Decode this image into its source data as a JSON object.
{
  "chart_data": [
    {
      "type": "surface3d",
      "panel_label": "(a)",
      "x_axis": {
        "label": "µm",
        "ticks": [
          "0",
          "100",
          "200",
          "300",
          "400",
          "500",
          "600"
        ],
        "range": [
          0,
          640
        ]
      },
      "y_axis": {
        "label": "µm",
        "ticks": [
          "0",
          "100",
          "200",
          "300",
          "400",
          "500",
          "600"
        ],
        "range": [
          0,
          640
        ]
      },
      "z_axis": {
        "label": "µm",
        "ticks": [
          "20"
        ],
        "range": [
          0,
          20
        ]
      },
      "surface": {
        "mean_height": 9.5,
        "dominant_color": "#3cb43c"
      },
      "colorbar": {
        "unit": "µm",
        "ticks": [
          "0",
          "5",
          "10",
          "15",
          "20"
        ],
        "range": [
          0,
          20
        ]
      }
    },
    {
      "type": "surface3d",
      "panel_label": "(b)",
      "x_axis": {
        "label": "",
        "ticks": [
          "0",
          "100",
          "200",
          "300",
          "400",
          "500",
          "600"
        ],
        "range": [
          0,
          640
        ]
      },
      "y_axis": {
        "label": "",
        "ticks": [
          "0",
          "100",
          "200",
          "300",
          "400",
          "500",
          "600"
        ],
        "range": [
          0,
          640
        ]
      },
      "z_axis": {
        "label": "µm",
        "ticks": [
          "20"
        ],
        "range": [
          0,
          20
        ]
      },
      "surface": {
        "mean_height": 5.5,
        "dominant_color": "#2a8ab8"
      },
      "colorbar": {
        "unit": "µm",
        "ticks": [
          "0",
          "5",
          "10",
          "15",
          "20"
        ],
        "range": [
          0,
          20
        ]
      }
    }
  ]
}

——

What to produce
Using the material above, print every entry exactly as written.

Final result
Decode this image into its source data as a JSON object.
{
  "chart_data": [
    {
      "type": "surface3d",
      "panel_label": "(a)",
      "x_axis": {
        "label": "µm",
        "ticks": [
          "0",
          "100",
          "200",
          "300",
          "400",
          "500",
          "600"
        ],
        "range": [
          0,
          640
        ]
      },
      "y_axis": {
        "label": "µm",
        "ticks": [
          "0",
          "100",
          "200",
          "300",
          "400",
          "500",
          "600"
        ],
        "range": [
          0,
          640
        ]
      },
      "z_axis": {
        "label": "µm",
        "ticks": [
          "20"
        ],
        "range": [
          0,
          20
        ]
      },
      "surface": {
        "mean_height": 9.5,
        "dominant_color": "#3cb43c"
      },
      "colorbar": {
        "unit": "µm",
        "ticks": [
          "0",
          "5",
          "10",
          "15",
          "20"
        ],
        "range": [
          0,
          20
        ]
      }
    },
    {
      "type": "surface3d",
      "panel_label": "(b)",
      "x_axis": {
        "label": "",
        "ticks": [
          "0",
          "100",
          "200",
          "300",
          "400",
          "500",
          "600"
        ],
        "range": [
          0,
          640
        ]
      },
      "y_axis": {
        "label": "",
        "ticks": [
          "0",
          "100",
          "200",
          "300",
          "400",
          "500",
          "600"
        ],
        "range": [
          0,
          640
        ]
      },
      "z_axis": {
        "label": "µm",
        "ticks": [
          "20"
        ],
        "range": [
          0,
          20
        ]
      },
      "surface": {
        "mean_height": 5.5,
        "dominant_color": "#2a8ab8"
      },
      "colorbar": {
        "unit": "µm",
        "ticks": [
          "0",
          "5",
          "10",
          "15",
          "20"
        ],
        "range": [
          0,
          20
        ]
      }
    }
  ]
}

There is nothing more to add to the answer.